Copy every line in which the string "type" occurs.

RECORDED INFORMATION:
● ● ● ●

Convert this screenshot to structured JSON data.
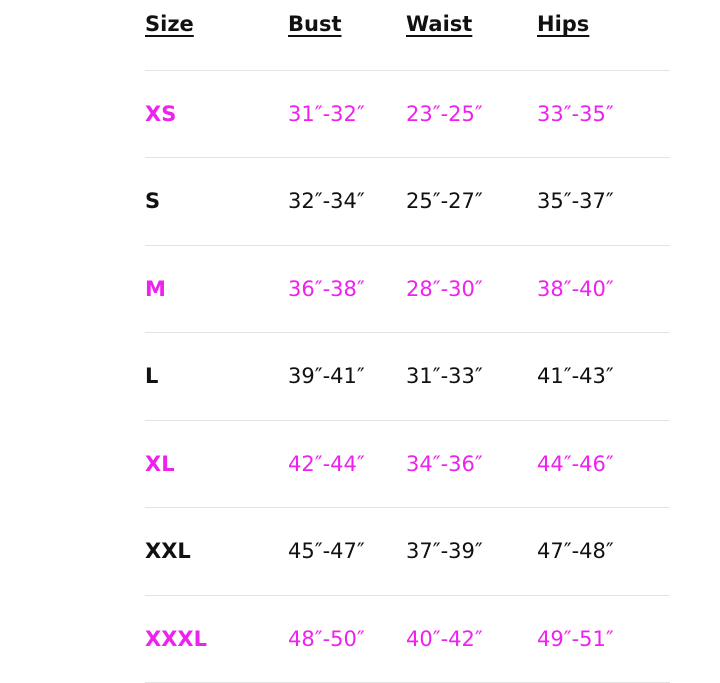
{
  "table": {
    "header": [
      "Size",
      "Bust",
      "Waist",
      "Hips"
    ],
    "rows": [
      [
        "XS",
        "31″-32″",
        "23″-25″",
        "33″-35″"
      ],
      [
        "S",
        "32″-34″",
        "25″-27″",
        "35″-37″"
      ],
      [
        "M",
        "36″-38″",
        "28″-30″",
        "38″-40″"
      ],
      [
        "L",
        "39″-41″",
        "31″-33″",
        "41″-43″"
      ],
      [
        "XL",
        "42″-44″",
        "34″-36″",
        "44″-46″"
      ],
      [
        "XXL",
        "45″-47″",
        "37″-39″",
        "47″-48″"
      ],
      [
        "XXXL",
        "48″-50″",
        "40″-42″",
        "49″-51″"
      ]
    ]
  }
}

● ● ● ●

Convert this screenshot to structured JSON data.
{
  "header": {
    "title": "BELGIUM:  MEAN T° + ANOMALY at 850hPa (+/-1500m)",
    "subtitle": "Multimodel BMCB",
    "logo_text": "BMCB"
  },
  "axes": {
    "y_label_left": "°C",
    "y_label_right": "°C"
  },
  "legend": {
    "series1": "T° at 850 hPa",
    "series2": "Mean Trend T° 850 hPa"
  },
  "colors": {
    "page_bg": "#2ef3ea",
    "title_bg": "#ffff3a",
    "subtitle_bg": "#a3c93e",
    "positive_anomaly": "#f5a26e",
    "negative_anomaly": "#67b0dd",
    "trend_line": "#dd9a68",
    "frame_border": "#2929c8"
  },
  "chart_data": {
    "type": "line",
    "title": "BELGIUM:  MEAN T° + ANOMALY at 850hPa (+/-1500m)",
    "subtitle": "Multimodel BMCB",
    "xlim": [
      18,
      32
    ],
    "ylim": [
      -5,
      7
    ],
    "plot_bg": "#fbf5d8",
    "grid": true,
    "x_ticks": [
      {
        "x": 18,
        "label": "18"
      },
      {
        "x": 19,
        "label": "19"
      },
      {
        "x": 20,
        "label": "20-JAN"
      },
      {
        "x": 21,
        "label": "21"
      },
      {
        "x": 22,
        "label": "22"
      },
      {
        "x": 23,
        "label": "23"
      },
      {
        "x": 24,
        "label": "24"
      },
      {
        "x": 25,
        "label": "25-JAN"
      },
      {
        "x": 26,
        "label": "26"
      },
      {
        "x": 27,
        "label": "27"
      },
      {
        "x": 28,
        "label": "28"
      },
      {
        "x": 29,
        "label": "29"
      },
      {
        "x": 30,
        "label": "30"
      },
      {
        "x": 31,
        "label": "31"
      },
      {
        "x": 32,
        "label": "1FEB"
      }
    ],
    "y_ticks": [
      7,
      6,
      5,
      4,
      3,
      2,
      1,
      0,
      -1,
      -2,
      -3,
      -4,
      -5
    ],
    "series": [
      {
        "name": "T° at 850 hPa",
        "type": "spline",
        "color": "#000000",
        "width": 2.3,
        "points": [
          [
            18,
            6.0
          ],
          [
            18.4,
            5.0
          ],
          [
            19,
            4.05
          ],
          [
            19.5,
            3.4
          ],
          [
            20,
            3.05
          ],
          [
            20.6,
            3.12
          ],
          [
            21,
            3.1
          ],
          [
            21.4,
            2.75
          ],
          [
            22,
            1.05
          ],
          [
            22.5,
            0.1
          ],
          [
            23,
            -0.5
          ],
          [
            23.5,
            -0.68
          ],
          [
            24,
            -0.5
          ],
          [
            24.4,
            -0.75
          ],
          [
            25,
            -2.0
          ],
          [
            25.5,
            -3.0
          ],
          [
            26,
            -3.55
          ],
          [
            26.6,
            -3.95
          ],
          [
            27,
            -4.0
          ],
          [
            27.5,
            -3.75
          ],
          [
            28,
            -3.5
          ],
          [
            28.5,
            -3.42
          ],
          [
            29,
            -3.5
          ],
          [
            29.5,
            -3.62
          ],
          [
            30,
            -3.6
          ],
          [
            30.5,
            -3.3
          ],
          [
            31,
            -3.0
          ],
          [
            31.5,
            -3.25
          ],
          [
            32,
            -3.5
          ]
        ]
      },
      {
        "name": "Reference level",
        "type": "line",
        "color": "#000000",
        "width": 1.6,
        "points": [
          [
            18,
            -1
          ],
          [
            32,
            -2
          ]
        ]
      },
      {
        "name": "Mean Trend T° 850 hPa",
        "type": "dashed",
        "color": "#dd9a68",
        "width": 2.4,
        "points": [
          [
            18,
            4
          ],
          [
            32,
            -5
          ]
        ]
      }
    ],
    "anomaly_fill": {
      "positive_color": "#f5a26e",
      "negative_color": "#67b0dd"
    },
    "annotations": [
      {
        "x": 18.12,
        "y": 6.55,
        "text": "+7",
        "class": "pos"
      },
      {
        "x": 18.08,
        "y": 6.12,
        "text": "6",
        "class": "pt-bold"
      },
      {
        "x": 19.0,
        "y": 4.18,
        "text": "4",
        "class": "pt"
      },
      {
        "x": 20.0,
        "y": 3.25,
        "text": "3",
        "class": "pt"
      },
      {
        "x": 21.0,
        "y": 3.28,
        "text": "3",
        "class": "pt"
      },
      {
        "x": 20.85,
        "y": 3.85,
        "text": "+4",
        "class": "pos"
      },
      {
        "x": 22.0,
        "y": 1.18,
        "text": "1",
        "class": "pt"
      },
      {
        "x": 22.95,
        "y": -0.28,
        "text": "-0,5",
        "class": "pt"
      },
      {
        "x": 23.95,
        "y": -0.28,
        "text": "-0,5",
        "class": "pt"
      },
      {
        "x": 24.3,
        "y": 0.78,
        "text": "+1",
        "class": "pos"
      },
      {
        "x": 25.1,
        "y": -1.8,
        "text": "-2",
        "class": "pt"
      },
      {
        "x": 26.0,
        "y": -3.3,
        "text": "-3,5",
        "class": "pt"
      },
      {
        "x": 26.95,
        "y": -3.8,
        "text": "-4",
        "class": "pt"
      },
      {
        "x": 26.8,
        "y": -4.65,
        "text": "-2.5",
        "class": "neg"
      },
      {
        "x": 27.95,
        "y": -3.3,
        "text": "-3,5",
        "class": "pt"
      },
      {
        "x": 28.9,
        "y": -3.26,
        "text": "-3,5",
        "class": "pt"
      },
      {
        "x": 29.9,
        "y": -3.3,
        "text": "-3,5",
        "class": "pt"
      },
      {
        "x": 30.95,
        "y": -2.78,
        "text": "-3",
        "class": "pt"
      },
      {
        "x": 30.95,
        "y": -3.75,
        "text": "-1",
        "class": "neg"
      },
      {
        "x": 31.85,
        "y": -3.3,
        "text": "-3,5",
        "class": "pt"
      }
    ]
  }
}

● ● ● ●

SOLVED PROBLEM:
    "type": "line",
        "type": "spline",
        "type": "line",
        "type": "dashed",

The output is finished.